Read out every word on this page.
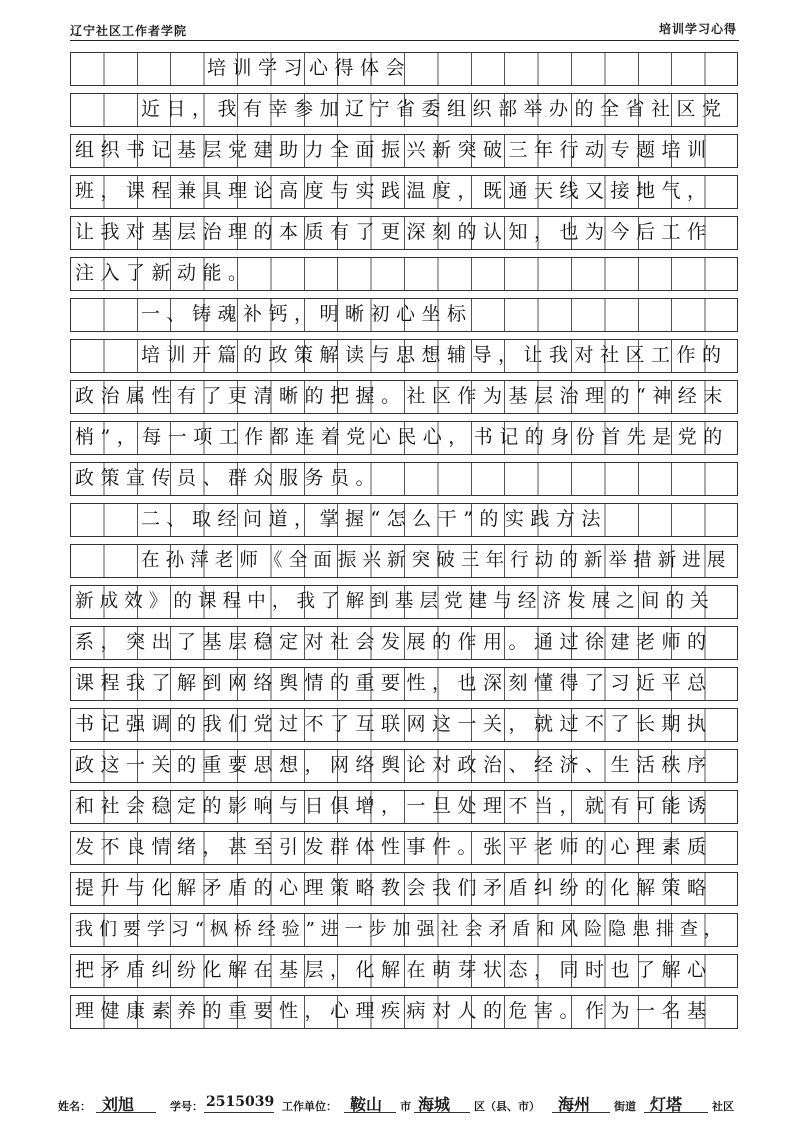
辽宁社区工作者学院	培训学习心得
培训学习心得体会
近日，我有幸参加辽宁省委组织部举办的全省社区党
组织书记基层党建助力全面振兴新突破三年行动专题培训
班，课程兼具理论高度与实践温度，既通天线又接地气，
让我对基层治理的本质有了更深刻的认知，也为今后工作
注入了新动能。
一、铸魂补钙，明晰初心坐标
培训开篇的政策解读与思想辅导，让我对社区工作的
政治属性有了更清晰的把握。社区作为基层治理的“神经末
梢”，每一项工作都连着党心民心，书记的身份首先是党的
政策宣传员、群众服务员。
二、取经问道，掌握“怎么干”的实践方法
在孙萍老师《全面振兴新突破三年行动的新举措新进展
新成效》的课程中，我了解到基层党建与经济发展之间的关
系，突出了基层稳定对社会发展的作用。通过徐建老师的
课程我了解到网络舆情的重要性，也深刻懂得了习近平总
书记强调的我们党过不了互联网这一关，就过不了长期执
政这一关的重要思想，网络舆论对政治、经济、生活秩序
和社会稳定的影响与日俱增，一旦处理不当，就有可能诱
发不良情绪，甚至引发群体性事件。张平老师的心理素质
提升与化解矛盾的心理策略教会我们矛盾纠纷的化解策略
我们要学习“枫桥经验”进一步加强社会矛盾和风险隐患排查，
把矛盾纠纷化解在基层，化解在萌芽状态，同时也了解心
理健康素养的重要性，心理疾病对人的危害。作为一名基
姓名： 刘旭	学号： 2515039 工作单位： 鞍山 市 海城 区（县、市） 海州 街道 灯塔	社区
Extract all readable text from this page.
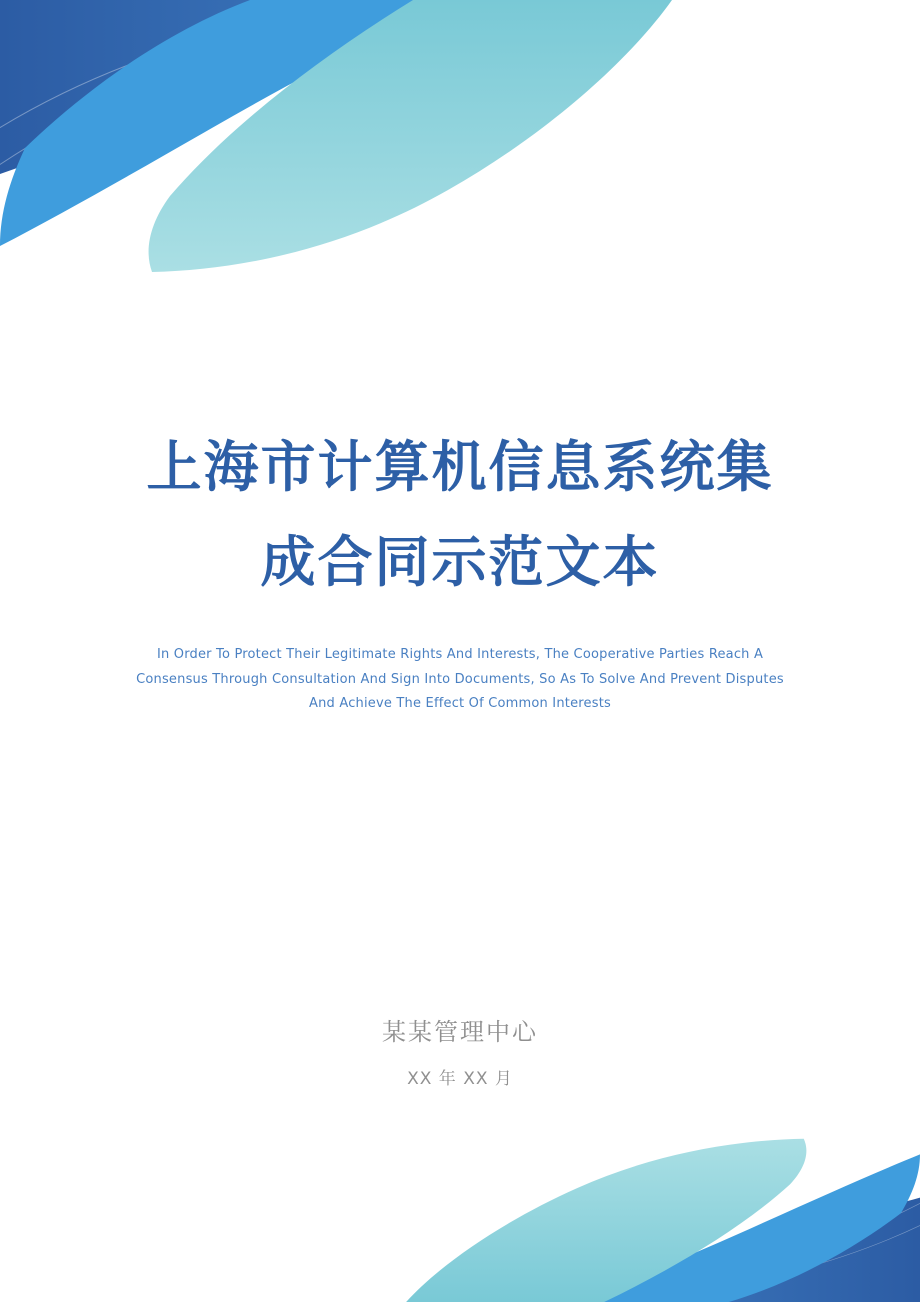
上海市计算机信息系统集
成合同示范文本
In Order To Protect Their Legitimate Rights And Interests, The Cooperative Parties Reach A
Consensus Through Consultation And Sign Into Documents, So As To Solve And Prevent Disputes
And Achieve The Effect Of Common Interests
某某管理中心
XX 年 XX 月
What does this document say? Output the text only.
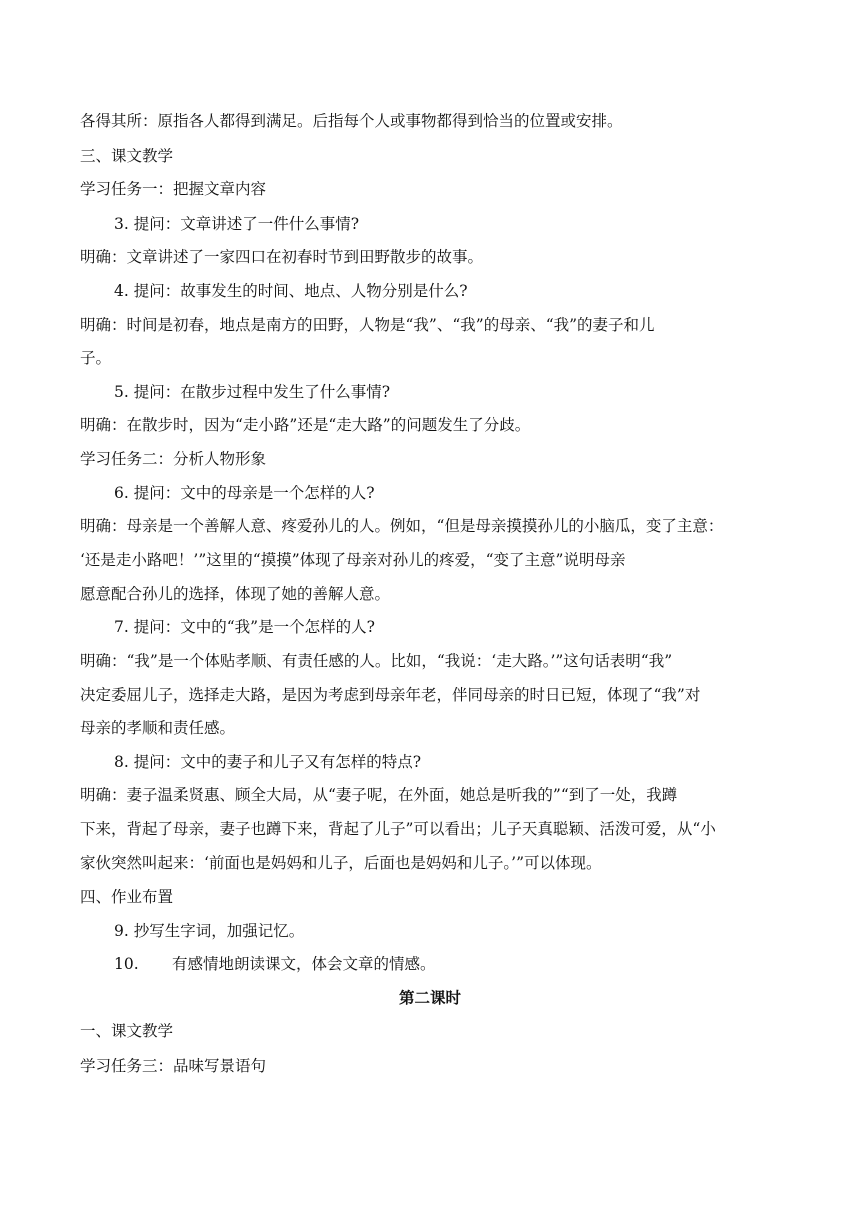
各得其所：原指各人都得到满足。后指每个人或事物都得到恰当的位置或安排。
三、课文教学
学习任务一：把握文章内容
3. 提问：文章讲述了一件什么事情?
明确：文章讲述了一家四口在初春时节到田野散步的故事。
4. 提问：故事发生的时间、地点、人物分别是什么?
明确：时间是初春，地点是南方的田野，人物是“我”、“我”的母亲、“我”的妻子和儿
子。
5. 提问：在散步过程中发生了什么事情?
明确：在散步时，因为“走小路”还是“走大路”的问题发生了分歧。
学习任务二：分析人物形象
6. 提问：文中的母亲是一个怎样的人?
明确：母亲是一个善解人意、疼爱孙儿的人。例如，“但是母亲摸摸孙儿的小脑瓜，变了主意：
‘还是走小路吧！’”这里的“摸摸”体现了母亲对孙儿的疼爱，“变了主意”说明母亲
愿意配合孙儿的选择，体现了她的善解人意。
7. 提问：文中的“我”是一个怎样的人?
明确：“我”是一个体贴孝顺、有责任感的人。比如，“我说：‘走大路。’”这句话表明“我”
决定委屈儿子，选择走大路，是因为考虑到母亲年老，伴同母亲的时日已短，体现了“我”对
母亲的孝顺和责任感。
8. 提问：文中的妻子和儿子又有怎样的特点?
明确：妻子温柔贤惠、顾全大局，从“妻子呢，在外面，她总是听我的”“到了一处，我蹲
下来，背起了母亲，妻子也蹲下来，背起了儿子”可以看出；儿子天真聪颖、活泼可爱，从“小
家伙突然叫起来：‘前面也是妈妈和儿子，后面也是妈妈和儿子。’”可以体现。
四、作业布置
9. 抄写生字词，加强记忆。
10. 有感情地朗读课文，体会文章的情感。
第二课时
一、课文教学
学习任务三：品味写景语句
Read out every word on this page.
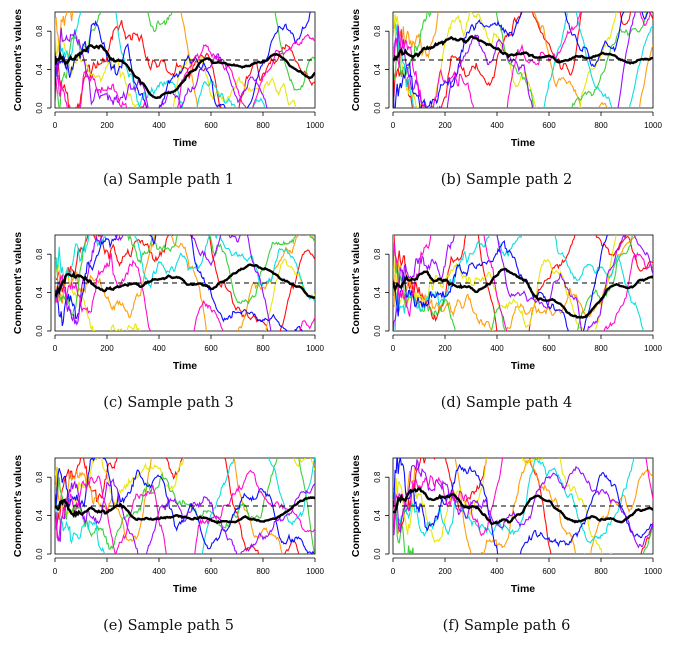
0	200	400	600	800	1000
0.0
0.4
0.8
Time
Component's values
(a) Sample path 1
0	200	400	600	800	1000
0.0
0.4
0.8
Time
Component's values
(b) Sample path 2
0	200	400	600	800	1000
0.0
0.4
0.8
Time
Component's values
(c) Sample path 3
0	200	400	600	800	1000
0.0
0.4
0.8
Time
Component's values
(d) Sample path 4
0	200	400	600	800	1000
0.0
0.4
0.8
Time
Component's values
(e) Sample path 5
0	200	400	600	800	1000
0.0
0.4
0.8
Time
Component's values
(f) Sample path 6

——————————

**Work to do:** Write out the records above exactly as they stand, leaving out every picture.

**Written answer:**
Read out every word on this page.
辽宁社区工作者学院	培训学习心得
培训学习心得体会
近日，我有幸参加辽宁省委组织部举办的全省社区党
组织书记基层党建助力全面振兴新突破三年行动专题培训
班，课程兼具理论高度与实践温度，既通天线又接地气，
让我对基层治理的本质有了更深刻的认知，也为今后工作
注入了新动能。
一、铸魂补钙，明晰初心坐标
培训开篇的政策解读与思想辅导，让我对社区工作的
政治属性有了更清晰的把握。社区作为基层治理的“神经末
梢”，每一项工作都连着党心民心，书记的身份首先是党的
政策宣传员、群众服务员。
二、取经问道，掌握“怎么干”的实践方法
在孙萍老师《全面振兴新突破三年行动的新举措新进展
新成效》的课程中，我了解到基层党建与经济发展之间的关
系，突出了基层稳定对社会发展的作用。通过徐建老师的
课程我了解到网络舆情的重要性，也深刻懂得了习近平总
书记强调的我们党过不了互联网这一关，就过不了长期执
政这一关的重要思想，网络舆论对政治、经济、生活秩序
和社会稳定的影响与日俱增，一旦处理不当，就有可能诱
发不良情绪，甚至引发群体性事件。张平老师的心理素质
提升与化解矛盾的心理策略教会我们矛盾纠纷的化解策略
我们要学习“枫桥经验”进一步加强社会矛盾和风险隐患排查，
把矛盾纠纷化解在基层，化解在萌芽状态，同时也了解心
理健康素养的重要性，心理疾病对人的危害。作为一名基
姓名： 刘旭	学号： 2515039 工作单位： 鞍山 市 海城 区（县、市） 海州 街道 灯塔	社区
Extract all readable text from this page.
上海市计算机信息系统集
成合同示范文本
In Order To Protect Their Legitimate Rights And Interests, The Cooperative Parties Reach A
Consensus Through Consultation And Sign Into Documents, So As To Solve And Prevent Disputes
And Achieve The Effect Of Common Interests
某某管理中心
XX 年 XX 月
What does this document say? Output the text only.
各得其所：原指各人都得到满足。后指每个人或事物都得到恰当的位置或安排。
三、课文教学
学习任务一：把握文章内容
3. 提问：文章讲述了一件什么事情?
明确：文章讲述了一家四口在初春时节到田野散步的故事。
4. 提问：故事发生的时间、地点、人物分别是什么?
明确：时间是初春，地点是南方的田野，人物是“我”、“我”的母亲、“我”的妻子和儿
子。
5. 提问：在散步过程中发生了什么事情?
明确：在散步时，因为“走小路”还是“走大路”的问题发生了分歧。
学习任务二：分析人物形象
6. 提问：文中的母亲是一个怎样的人?
明确：母亲是一个善解人意、疼爱孙儿的人。例如，“但是母亲摸摸孙儿的小脑瓜，变了主意：
‘还是走小路吧！’”这里的“摸摸”体现了母亲对孙儿的疼爱，“变了主意”说明母亲
愿意配合孙儿的选择，体现了她的善解人意。
7. 提问：文中的“我”是一个怎样的人?
明确：“我”是一个体贴孝顺、有责任感的人。比如，“我说：‘走大路。’”这句话表明“我”
决定委屈儿子，选择走大路，是因为考虑到母亲年老，伴同母亲的时日已短，体现了“我”对
母亲的孝顺和责任感。
8. 提问：文中的妻子和儿子又有怎样的特点?
明确：妻子温柔贤惠、顾全大局，从“妻子呢，在外面，她总是听我的”“到了一处，我蹲
下来，背起了母亲，妻子也蹲下来，背起了儿子”可以看出；儿子天真聪颖、活泼可爱，从“小
家伙突然叫起来：‘前面也是妈妈和儿子，后面也是妈妈和儿子。’”可以体现。
四、作业布置
9. 抄写生字词，加强记忆。
10. 有感情地朗读课文，体会文章的情感。
第二课时
一、课文教学
学习任务三：品味写景语句
Read out every word on this page.
0	200	400	600	800	1000
0.0
0.4
0.8
Time
Component's values
(a) Sample path 1
0	200	400	600	800	1000
0.0
0.4
0.8
Time
Component's values
(b) Sample path 2
0	200	400	600	800	1000
0.0
0.4
0.8
Time
Component's values
(c) Sample path 3
0	200	400	600	800	1000
0.0
0.4
0.8
Time
Component's values
(d) Sample path 4
0	200	400	600	800	1000
0.0
0.4
0.8
Time
Component's values
(e) Sample path 5
0	200	400	600	800	1000
0.0
0.4
0.8
Time
Component's values
(f) Sample path 6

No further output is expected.